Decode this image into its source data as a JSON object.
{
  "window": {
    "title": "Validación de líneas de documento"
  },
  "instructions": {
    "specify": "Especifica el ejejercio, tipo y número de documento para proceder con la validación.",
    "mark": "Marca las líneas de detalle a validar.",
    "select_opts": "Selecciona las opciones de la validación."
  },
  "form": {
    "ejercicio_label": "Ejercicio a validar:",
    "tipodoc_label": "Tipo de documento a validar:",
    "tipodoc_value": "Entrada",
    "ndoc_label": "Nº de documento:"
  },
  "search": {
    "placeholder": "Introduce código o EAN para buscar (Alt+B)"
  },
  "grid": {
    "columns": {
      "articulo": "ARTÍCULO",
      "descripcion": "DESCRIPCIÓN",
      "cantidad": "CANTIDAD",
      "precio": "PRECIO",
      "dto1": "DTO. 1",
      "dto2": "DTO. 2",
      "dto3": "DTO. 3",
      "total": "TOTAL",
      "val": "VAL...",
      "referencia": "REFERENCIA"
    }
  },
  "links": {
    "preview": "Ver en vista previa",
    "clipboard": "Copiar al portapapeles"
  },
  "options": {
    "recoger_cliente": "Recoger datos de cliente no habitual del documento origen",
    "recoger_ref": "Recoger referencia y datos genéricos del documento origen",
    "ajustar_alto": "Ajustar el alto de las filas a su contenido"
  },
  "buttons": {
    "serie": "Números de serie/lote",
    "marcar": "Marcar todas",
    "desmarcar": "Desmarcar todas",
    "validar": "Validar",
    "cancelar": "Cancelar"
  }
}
****
AIM: Copy out each line of the material that holds the word "validar".

CORRECT RESPONSE:
    "mark": "Marca las líneas de detalle a validar.",
    "ejercicio_label": "Ejercicio a validar:",
    "tipodoc_label": "Tipo de documento a validar:",
    "validar": "Validar",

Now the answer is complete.